▸ Stated problem
Copy out each line of the material below that holds the string "Center".
☆ ☆ ☆ ☆ ☆ ☆ ☆
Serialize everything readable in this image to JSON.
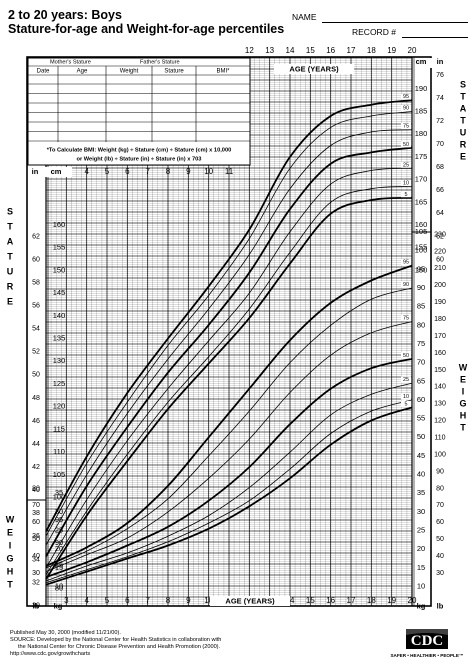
{
  "header": {
    "title_line1": "2 to 20 years: Boys",
    "title_line2": "Stature-for-age and Weight-for-age percentiles",
    "name_label": "NAME",
    "record_label": "RECORD #"
  },
  "record_table": {
    "mothers_stature": "Mother's Stature",
    "fathers_stature": "Father's Stature",
    "columns": [
      "Date",
      "Age",
      "Weight",
      "Stature",
      "BMI*"
    ],
    "bmi_note_line1": "*To Calculate BMI: Weight (kg) ÷ Stature (cm) ÷ Stature (cm) x 10,000",
    "bmi_note_line2": "or Weight (lb) ÷ Stature (in) ÷ Stature (in) x 703"
  },
  "footer": {
    "line1": "Published May 30, 2000 (modified 11/21/00).",
    "line2": "SOURCE: Developed by the National Center for Health Statistics in collaboration with",
    "line3": "the National Center for Chronic Disease Prevention and Health Promotion (2000).",
    "line4": "http://www.cdc.gov/growthcharts"
  },
  "logo": {
    "text": "CDC",
    "tagline": "SAFER • HEALTHIER • PEOPLE™"
  },
  "chart_data": {
    "type": "line",
    "x_axis": {
      "label": "AGE (YEARS)",
      "range": [
        2,
        20
      ],
      "tick_labels": [
        "2",
        "3",
        "4",
        "5",
        "6",
        "7",
        "8",
        "9",
        "10",
        "11",
        "12",
        "13",
        "14",
        "15",
        "16",
        "17",
        "18",
        "19",
        "20"
      ]
    },
    "stature_axis": {
      "title": "STATURE",
      "units_left": [
        "in",
        "cm"
      ],
      "units_right": [
        "cm",
        "in"
      ],
      "cm_range": [
        75,
        197
      ],
      "cm_ticks_left": [
        80,
        85,
        90,
        95,
        100,
        105,
        110,
        115,
        120,
        125,
        130,
        135,
        140,
        145,
        150,
        155,
        160
      ],
      "cm_ticks_right": [
        150,
        155,
        160,
        165,
        170,
        175,
        180,
        185,
        190
      ],
      "in_ticks_left": [
        30,
        32,
        34,
        36,
        38,
        40,
        42,
        44,
        46,
        48,
        50,
        52,
        54,
        56,
        58,
        60,
        62
      ],
      "in_ticks_right": [
        60,
        62,
        64,
        66,
        68,
        70,
        72,
        74,
        76
      ]
    },
    "weight_axis": {
      "title": "WEIGHT",
      "units_left": [
        "kg",
        "lb"
      ],
      "units_right": [
        "kg",
        "lb"
      ],
      "kg_range": [
        8,
        105
      ],
      "kg_ticks_left": [
        10,
        15,
        20,
        25,
        30,
        35
      ],
      "kg_ticks_right": [
        10,
        15,
        20,
        25,
        30,
        35,
        40,
        45,
        50,
        55,
        60,
        65,
        70,
        75,
        80,
        85,
        90,
        95,
        100,
        105
      ],
      "lb_ticks_left": [
        30,
        40,
        50,
        60,
        70,
        80
      ],
      "lb_ticks_right": [
        30,
        40,
        50,
        60,
        70,
        80,
        90,
        100,
        110,
        120,
        130,
        140,
        150,
        160,
        170,
        180,
        190,
        200,
        210,
        220,
        230
      ]
    },
    "percentiles": [
      "95",
      "90",
      "75",
      "50",
      "25",
      "10",
      "5"
    ],
    "ages": [
      2,
      4,
      6,
      8,
      10,
      12,
      14,
      16,
      18,
      20
    ],
    "stature_series": [
      {
        "name": "95",
        "values": [
          92.5,
          109,
          123,
          135,
          146.5,
          159,
          175,
          184,
          186.5,
          187.5
        ]
      },
      {
        "name": "90",
        "values": [
          91.5,
          107.5,
          121,
          133.5,
          144.5,
          157,
          172.5,
          181.5,
          184,
          185
        ]
      },
      {
        "name": "75",
        "values": [
          89.5,
          105,
          118.5,
          130.5,
          141.5,
          153.5,
          168,
          177.5,
          180.5,
          181
        ]
      },
      {
        "name": "50",
        "values": [
          87,
          102.5,
          115.5,
          127.5,
          138,
          149.5,
          163.5,
          173.5,
          176,
          177
        ]
      },
      {
        "name": "25",
        "values": [
          84.5,
          99.5,
          112.5,
          124,
          134.5,
          145,
          158.5,
          169,
          172,
          172.5
        ]
      },
      {
        "name": "10",
        "values": [
          83,
          97,
          109.5,
          121,
          131,
          141.5,
          154,
          165,
          168,
          168.5
        ]
      },
      {
        "name": "5",
        "values": [
          82,
          96,
          108,
          119.5,
          129.5,
          139.5,
          151.5,
          162.5,
          165.5,
          166
        ]
      }
    ],
    "weight_series": [
      {
        "name": "95",
        "values": [
          15.5,
          20.5,
          27,
          37,
          50,
          63,
          76,
          86,
          92,
          96
        ]
      },
      {
        "name": "90",
        "values": [
          15,
          19.5,
          25.5,
          33.5,
          45,
          57,
          70,
          80,
          87,
          90
        ]
      },
      {
        "name": "75",
        "values": [
          14,
          18.5,
          23,
          30,
          39,
          49.5,
          62,
          72,
          78,
          81
        ]
      },
      {
        "name": "50",
        "values": [
          12.5,
          16.5,
          21,
          26,
          33,
          42,
          53.5,
          63,
          68.5,
          71
        ]
      },
      {
        "name": "25",
        "values": [
          11.5,
          15.5,
          19,
          23.5,
          29,
          36.5,
          46,
          56,
          61.5,
          64.5
        ]
      },
      {
        "name": "10",
        "values": [
          11,
          14.5,
          18,
          22,
          27,
          33,
          41.5,
          51,
          57,
          60
        ]
      },
      {
        "name": "5",
        "values": [
          10.5,
          14,
          17.5,
          21,
          25.5,
          31.5,
          39,
          48,
          54.5,
          58
        ]
      }
    ]
  }
}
☆ ☆ ☆ ☆ ☆ ☆ ☆
▸ Answer to the task
    "line2": "SOURCE: Developed by the National Center for Health Statistics in collaboration with",
    "line3": "the National Center for Chronic Disease Prevention and Health Promotion (2000).",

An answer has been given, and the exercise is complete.